## Begin RECORD EXCERPTS
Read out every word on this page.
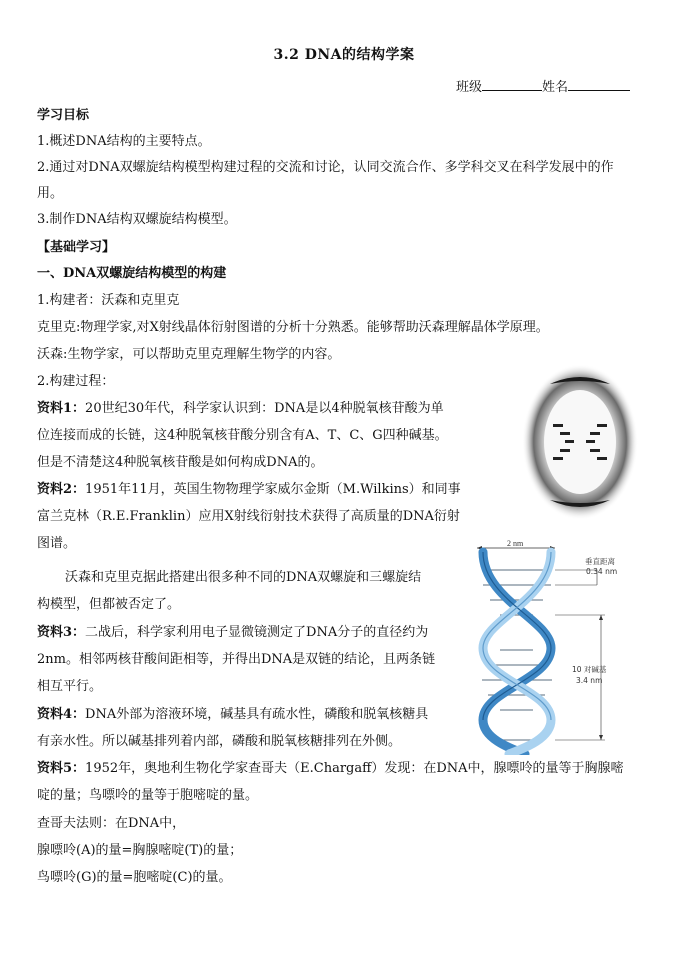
3.2 DNA的结构学案
班级	姓名
学习目标
1.概述DNA结构的主要特点。
2.通过对DNA双螺旋结构模型构建过程的交流和讨论，认同交流合作、多学科交叉在科学发展中的作
用。
3.制作DNA结构双螺旋结构模型。
【基础学习】
一、DNA双螺旋结构模型的构建
1.构建者：沃森和克里克
克里克:物理学家,对X射线晶体衍射图谱的分析十分熟悉。能够帮助沃森理解晶体学原理。
沃森:生物学家，可以帮助克里克理解生物学的内容。
2.构建过程：
资料1：20世纪30年代，科学家认识到：DNA是以4种脱氧核苷酸为单
位连接而成的长链，这4种脱氧核苷酸分别含有A、T、C、G四种碱基。
但是不清楚这4种脱氧核苷酸是如何构成DNA的。
资料2：1951年11月，英国生物物理学家威尔金斯（M.Wilkins）和同事
富兰克林（R.E.Franklin）应用X射线衍射技术获得了高质量的DNA衍射
图谱。
沃森和克里克据此搭建出很多种不同的DNA双螺旋和三螺旋结
构模型，但都被否定了。
资料3：二战后，科学家利用电子显微镜测定了DNA分子的直径约为
2nm。相邻两核苷酸间距相等，并得出DNA是双链的结论，且两条链
相互平行。
资料4：DNA外部为溶液环境，碱基具有疏水性，磷酸和脱氧核糖具
有亲水性。所以碱基排列着内部，磷酸和脱氧核糖排列在外侧。
资料5：1952年，奥地利生物化学家查哥夫（E.Chargaff）发现：在DNA中，腺嘌呤的量等于胸腺嘧
啶的量；鸟嘌呤的量等于胞嘧啶的量。
查哥夫法则：在DNA中，
腺嘌呤(A)的量=胸腺嘧啶(T)的量；
鸟嘌呤(G)的量=胞嘧啶(C)的量。
2 nm
垂直距离
0.34 nm
10 对碱基
3.4 nm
## End RECORD EXCERPTS
[SHORT TASK] Collect the lines of the records that include the string "在DNA中".

[SOLUTION TO THIS TASK]
资料5：1952年，奥地利生物化学家查哥夫（E.Chargaff）发现：在DNA中，腺嘌呤的量等于胸腺嘧
查哥夫法则：在DNA中，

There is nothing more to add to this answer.